» **Passage provided**
Follow Follow Me


As I was sitting outside in the hall at church on Sunday an interesting thought came to my head. As I was watching Kloe and Briley interact together I felt so lucky to have two girls who love each other and Briley is such a big helper when I ask her to do things for her sister. 

On Sunday the day was no different from any other when it comes to Kloe’s activity level and she started running down the hall in our church building. I asked Briley to go and just turn her around so she would be running back in my direction. Kloe sure gave it a fight but after Briley put her down she was still happy and was still able to run free. 

I started to relate this to my life and how every time I think I am running in the right direction I get pick up and turned around the other way. I can sure be suborn and put up a good fight as I am being adjusted but in the end I get where I want to go and it is usually an easier route. I am not walking in a giant circle weaving in and out of doors looking for something better. I have learned that my life is pretty great just the way it is and I am so grateful for our simple and fabulously complicating life. Kloe comes with her challenges and especially lately with the suborn attitude toward eating, playing nice, and participating in therapy, but the things that she teaches me to celebrate and be grateful for makes me the luckiest mom in the world.


I have been letting Kloe gain a little more freedom even though it about kills me as a mom. I know that with the mess, tears, constant cleaning, and every laugh she is growing more and more into her own person and developing the skills she needs to be successful in her life. I do want her to grow and develop in her own way even if it means landing the helicopter I constantly have flying over her.

» **Data for review**

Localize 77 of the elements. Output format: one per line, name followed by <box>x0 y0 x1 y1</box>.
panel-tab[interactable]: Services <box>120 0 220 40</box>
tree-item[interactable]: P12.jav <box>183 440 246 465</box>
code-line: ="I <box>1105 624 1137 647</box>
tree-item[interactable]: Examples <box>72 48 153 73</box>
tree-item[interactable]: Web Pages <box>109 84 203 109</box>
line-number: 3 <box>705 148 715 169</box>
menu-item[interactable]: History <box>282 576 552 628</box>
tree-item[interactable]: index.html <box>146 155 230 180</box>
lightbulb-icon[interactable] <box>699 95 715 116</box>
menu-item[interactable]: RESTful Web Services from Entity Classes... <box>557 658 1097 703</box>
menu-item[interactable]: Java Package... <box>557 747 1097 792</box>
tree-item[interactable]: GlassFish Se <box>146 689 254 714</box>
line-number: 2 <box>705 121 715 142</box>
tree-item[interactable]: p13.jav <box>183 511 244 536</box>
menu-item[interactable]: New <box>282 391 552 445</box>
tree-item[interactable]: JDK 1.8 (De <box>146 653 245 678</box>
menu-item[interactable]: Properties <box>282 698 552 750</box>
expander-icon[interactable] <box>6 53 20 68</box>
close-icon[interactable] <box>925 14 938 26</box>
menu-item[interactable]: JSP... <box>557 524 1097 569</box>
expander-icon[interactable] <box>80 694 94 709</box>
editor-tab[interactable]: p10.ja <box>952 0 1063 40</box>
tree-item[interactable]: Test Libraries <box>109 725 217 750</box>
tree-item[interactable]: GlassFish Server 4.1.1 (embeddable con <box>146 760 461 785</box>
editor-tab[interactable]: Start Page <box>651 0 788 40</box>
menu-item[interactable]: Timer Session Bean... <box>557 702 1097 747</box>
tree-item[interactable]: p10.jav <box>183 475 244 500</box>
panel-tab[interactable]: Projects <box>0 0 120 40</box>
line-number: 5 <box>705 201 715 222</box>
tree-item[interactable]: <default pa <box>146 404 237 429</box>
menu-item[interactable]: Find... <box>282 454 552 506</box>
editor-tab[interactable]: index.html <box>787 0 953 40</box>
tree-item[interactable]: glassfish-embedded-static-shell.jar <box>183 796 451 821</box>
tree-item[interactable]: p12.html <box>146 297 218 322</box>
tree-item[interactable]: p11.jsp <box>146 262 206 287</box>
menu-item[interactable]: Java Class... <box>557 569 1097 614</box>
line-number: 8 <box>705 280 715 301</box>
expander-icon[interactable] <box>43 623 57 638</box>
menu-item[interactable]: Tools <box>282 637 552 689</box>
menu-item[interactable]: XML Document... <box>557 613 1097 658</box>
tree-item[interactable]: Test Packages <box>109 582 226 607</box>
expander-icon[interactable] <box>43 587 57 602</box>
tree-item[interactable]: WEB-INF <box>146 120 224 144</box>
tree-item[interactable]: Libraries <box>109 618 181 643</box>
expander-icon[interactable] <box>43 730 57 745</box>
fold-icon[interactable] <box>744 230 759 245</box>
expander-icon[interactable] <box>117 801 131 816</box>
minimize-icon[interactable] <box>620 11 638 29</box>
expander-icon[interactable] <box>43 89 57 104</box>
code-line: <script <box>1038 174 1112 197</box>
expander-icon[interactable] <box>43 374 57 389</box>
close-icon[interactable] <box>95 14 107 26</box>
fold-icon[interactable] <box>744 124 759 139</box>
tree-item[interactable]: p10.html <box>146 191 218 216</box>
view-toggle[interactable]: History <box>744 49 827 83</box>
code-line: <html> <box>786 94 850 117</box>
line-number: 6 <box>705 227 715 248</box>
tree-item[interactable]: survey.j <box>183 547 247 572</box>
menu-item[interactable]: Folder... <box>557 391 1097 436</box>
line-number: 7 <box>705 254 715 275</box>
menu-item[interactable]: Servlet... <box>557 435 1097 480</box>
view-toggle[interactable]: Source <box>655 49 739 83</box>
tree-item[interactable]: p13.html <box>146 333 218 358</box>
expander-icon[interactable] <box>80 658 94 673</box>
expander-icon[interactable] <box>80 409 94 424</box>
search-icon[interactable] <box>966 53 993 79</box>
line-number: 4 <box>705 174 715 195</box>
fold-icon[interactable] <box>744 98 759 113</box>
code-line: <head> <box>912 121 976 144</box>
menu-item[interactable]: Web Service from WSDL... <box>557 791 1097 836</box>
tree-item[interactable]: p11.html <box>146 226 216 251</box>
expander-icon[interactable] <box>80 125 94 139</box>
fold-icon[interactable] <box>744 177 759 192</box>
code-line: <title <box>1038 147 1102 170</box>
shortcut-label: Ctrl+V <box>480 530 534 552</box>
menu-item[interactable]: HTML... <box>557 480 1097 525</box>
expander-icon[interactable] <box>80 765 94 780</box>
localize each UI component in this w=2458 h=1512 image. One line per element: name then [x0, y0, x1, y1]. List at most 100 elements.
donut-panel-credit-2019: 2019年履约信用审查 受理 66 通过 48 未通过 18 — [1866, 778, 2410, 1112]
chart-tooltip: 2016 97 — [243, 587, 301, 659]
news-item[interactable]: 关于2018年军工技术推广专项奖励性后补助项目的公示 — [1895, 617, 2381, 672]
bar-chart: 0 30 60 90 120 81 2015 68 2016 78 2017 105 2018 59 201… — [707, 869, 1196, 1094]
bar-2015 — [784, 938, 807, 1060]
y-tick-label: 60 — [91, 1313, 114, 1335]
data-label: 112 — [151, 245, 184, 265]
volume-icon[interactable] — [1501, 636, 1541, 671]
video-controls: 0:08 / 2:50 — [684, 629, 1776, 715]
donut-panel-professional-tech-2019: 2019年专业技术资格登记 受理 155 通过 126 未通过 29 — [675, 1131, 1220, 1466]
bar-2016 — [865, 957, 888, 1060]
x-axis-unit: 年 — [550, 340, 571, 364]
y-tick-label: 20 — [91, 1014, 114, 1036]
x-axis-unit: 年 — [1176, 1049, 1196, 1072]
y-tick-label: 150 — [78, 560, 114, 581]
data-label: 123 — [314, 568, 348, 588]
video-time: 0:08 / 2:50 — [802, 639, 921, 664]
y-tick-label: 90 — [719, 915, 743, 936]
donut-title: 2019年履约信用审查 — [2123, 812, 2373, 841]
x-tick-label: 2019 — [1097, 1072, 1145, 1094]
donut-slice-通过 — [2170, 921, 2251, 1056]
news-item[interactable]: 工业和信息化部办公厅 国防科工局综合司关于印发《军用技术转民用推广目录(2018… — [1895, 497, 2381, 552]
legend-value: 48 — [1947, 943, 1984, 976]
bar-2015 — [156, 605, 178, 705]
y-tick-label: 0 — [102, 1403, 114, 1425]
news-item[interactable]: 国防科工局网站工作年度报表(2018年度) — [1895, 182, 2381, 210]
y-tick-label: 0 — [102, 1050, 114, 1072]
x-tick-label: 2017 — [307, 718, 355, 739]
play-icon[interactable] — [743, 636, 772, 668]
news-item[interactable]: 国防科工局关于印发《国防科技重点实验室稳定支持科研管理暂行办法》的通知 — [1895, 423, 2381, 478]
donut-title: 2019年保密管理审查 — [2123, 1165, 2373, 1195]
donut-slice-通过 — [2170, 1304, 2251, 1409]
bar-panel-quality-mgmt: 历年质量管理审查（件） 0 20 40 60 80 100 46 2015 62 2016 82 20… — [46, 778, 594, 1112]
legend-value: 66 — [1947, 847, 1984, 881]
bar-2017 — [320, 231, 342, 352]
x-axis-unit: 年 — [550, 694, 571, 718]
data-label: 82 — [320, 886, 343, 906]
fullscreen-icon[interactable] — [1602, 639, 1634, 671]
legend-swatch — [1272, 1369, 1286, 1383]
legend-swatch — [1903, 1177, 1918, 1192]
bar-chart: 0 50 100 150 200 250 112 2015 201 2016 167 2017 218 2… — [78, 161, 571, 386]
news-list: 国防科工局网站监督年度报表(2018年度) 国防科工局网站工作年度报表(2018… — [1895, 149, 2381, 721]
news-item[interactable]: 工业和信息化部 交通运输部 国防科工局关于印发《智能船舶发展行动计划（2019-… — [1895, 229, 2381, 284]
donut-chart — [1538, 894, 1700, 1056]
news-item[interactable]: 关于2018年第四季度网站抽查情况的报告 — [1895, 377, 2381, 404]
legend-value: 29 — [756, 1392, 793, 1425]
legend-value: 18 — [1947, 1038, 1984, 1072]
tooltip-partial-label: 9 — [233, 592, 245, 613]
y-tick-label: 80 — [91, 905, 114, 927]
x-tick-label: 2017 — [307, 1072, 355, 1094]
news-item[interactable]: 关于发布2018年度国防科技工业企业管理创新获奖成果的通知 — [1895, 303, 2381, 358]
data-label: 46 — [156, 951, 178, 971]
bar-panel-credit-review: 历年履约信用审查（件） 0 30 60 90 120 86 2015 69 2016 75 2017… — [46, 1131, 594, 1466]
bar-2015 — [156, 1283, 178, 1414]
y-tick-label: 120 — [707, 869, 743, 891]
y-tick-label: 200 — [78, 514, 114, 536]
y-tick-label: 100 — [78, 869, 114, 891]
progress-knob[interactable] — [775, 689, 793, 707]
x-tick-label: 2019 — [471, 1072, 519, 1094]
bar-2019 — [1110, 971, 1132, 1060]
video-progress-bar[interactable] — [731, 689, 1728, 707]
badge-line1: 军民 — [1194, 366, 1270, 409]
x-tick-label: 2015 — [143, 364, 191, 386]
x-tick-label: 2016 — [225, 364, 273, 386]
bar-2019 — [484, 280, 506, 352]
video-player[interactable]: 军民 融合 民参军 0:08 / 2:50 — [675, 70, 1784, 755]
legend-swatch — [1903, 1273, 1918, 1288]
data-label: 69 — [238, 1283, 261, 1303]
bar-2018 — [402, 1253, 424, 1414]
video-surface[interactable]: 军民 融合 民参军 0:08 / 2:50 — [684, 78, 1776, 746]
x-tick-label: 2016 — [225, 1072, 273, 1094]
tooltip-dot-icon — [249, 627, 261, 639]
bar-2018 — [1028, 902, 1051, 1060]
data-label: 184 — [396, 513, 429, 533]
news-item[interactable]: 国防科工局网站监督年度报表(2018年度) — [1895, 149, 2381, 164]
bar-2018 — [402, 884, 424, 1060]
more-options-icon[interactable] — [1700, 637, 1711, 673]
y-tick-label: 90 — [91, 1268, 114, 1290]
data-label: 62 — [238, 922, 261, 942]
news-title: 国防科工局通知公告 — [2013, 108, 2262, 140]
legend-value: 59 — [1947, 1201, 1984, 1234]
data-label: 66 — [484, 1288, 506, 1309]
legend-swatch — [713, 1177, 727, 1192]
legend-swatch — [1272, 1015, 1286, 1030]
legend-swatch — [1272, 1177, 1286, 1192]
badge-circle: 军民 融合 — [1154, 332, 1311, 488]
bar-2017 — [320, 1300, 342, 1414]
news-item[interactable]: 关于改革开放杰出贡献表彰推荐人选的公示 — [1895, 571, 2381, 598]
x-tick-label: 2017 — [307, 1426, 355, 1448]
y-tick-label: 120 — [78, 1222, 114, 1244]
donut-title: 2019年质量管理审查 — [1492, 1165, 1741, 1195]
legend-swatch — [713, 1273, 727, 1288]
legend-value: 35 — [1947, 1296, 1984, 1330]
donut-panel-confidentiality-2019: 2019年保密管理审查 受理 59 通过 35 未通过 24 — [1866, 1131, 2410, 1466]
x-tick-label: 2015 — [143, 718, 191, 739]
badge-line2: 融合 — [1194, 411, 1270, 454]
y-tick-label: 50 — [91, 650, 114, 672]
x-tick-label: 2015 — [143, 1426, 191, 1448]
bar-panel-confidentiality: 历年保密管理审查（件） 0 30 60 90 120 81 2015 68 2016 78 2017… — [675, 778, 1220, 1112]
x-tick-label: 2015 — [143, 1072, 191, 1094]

» **What you have to do**
Reproduce everything in the post about Kloe and Briley from "As I was sitting" down to "to run free.". The lines are not needed here.

» **Completed exercise**
As I was sitting outside in the hall at church on Sunday an interesting thought came to my head. As I was watching Kloe and Briley interact together I felt so lucky to have two girls who love each other and Briley is such a big helper when I ask her to do things for her sister. 

On Sunday the day was no different from any other when it comes to Kloe’s activity level and she started running down the hall in our church building. I asked Briley to go and just turn her around so she would be running back in my direction. Kloe sure gave it a fight but after Briley put her down she was still happy and was still able to run free.